Given records: Begin
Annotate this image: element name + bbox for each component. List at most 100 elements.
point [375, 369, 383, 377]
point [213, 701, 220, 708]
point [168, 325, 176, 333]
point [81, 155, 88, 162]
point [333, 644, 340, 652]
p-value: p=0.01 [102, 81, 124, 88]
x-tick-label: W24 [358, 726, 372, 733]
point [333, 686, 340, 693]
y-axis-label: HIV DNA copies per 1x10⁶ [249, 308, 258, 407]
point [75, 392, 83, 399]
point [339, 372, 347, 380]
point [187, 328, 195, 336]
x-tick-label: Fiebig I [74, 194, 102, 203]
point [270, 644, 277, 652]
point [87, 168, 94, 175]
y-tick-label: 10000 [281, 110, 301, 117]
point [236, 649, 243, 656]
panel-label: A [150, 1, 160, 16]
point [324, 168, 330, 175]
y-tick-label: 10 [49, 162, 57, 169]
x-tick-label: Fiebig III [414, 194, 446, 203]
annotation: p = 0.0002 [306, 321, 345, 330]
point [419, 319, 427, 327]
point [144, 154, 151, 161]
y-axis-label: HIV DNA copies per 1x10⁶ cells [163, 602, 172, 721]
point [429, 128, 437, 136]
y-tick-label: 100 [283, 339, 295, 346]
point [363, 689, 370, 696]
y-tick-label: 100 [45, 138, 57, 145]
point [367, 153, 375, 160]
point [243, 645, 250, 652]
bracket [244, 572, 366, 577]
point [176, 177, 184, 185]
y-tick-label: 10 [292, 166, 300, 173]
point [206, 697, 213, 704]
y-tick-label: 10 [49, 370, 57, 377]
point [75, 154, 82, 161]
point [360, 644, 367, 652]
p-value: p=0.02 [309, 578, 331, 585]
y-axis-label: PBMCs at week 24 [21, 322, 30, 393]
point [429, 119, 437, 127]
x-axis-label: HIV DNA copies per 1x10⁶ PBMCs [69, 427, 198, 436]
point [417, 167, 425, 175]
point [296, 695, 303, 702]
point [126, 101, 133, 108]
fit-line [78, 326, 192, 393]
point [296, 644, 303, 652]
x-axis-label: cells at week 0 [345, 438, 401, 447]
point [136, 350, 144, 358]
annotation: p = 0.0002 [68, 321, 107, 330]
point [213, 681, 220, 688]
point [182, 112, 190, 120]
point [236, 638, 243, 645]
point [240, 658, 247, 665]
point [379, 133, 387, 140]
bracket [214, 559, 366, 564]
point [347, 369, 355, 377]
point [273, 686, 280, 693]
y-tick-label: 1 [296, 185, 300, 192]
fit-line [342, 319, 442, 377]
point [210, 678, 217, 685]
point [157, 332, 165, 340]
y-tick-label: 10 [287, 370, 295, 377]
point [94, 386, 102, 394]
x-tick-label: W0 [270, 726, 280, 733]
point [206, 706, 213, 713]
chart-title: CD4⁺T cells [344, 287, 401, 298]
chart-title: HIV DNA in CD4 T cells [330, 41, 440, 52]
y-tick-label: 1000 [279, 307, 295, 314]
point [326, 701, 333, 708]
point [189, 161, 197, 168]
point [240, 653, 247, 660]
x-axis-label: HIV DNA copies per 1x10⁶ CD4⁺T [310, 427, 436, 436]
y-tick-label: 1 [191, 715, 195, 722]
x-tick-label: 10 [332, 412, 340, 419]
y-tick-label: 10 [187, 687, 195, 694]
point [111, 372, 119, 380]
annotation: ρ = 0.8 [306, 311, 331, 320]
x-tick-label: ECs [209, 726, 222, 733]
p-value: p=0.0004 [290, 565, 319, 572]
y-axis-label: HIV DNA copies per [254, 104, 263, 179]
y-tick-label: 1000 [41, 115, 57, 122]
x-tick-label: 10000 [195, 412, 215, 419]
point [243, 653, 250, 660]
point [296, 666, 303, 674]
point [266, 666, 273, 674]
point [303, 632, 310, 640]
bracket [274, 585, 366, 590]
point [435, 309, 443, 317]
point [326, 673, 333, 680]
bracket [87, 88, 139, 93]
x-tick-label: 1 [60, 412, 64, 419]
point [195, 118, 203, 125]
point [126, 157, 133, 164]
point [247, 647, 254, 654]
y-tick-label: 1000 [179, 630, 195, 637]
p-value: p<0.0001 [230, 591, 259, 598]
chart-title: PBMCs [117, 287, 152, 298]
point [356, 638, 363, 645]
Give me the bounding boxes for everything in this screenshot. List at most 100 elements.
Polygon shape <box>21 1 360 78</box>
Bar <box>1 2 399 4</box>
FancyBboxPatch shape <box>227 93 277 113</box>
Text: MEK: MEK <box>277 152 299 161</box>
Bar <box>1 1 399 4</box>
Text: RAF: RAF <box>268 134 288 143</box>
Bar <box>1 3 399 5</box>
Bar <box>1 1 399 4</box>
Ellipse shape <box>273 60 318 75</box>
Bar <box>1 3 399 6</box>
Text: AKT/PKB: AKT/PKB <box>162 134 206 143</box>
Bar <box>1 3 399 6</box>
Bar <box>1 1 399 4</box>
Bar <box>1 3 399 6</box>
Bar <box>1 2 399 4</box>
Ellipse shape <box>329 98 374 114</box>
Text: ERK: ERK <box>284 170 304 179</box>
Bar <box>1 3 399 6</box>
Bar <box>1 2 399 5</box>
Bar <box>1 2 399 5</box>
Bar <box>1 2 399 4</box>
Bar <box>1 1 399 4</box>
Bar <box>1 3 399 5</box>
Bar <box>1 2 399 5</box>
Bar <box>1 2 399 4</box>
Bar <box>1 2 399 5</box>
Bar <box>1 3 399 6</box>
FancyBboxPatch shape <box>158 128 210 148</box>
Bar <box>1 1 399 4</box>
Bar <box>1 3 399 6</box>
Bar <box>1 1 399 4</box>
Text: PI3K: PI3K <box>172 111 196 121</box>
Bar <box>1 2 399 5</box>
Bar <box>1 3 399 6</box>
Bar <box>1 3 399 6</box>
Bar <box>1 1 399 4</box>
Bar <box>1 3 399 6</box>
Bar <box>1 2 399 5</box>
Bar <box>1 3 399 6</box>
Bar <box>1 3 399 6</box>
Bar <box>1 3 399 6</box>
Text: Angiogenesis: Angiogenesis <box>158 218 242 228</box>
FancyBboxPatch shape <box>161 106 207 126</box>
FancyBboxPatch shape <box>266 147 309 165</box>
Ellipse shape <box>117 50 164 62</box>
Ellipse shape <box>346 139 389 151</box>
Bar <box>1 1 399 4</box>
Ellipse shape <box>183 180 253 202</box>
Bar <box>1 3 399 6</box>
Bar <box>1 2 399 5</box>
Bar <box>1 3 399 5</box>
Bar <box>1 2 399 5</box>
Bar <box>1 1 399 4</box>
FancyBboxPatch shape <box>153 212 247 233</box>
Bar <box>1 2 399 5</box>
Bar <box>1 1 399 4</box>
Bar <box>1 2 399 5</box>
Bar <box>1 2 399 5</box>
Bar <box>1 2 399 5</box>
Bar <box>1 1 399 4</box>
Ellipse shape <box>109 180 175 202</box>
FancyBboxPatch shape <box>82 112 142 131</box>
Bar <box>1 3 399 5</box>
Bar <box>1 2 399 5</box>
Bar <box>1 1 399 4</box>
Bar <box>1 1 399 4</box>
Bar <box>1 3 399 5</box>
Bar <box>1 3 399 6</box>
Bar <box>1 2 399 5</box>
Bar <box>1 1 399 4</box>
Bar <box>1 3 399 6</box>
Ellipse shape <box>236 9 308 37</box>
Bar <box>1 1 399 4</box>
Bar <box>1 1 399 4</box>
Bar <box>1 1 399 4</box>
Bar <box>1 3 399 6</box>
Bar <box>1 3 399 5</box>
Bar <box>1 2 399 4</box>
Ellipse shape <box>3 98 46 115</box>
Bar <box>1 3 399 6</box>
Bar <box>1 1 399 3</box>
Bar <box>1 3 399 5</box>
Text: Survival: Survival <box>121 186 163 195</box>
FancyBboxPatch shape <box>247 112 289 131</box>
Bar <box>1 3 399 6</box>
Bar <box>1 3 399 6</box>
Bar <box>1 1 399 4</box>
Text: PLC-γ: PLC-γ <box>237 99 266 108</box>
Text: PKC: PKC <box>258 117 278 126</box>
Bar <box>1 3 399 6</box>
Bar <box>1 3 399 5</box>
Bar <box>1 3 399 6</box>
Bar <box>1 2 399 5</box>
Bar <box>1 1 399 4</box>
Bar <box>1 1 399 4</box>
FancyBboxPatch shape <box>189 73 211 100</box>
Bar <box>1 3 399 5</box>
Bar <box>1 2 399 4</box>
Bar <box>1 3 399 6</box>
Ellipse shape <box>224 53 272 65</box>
Given records: End
Directions for this task:
Of the lines in the data, report each one containing the string "Text".

Worked solution:
Text: MEK: MEK <box>277 152 299 161</box>
Text: RAF: RAF <box>268 134 288 143</box>
Text: AKT/PKB: AKT/PKB <box>162 134 206 143</box>
Text: ERK: ERK <box>284 170 304 179</box>
Text: PI3K: PI3K <box>172 111 196 121</box>
Text: Angiogenesis: Angiogenesis <box>158 218 242 228</box>
Text: Survival: Survival <box>121 186 163 195</box>
Text: PLC-γ: PLC-γ <box>237 99 266 108</box>
Text: PKC: PKC <box>258 117 278 126</box>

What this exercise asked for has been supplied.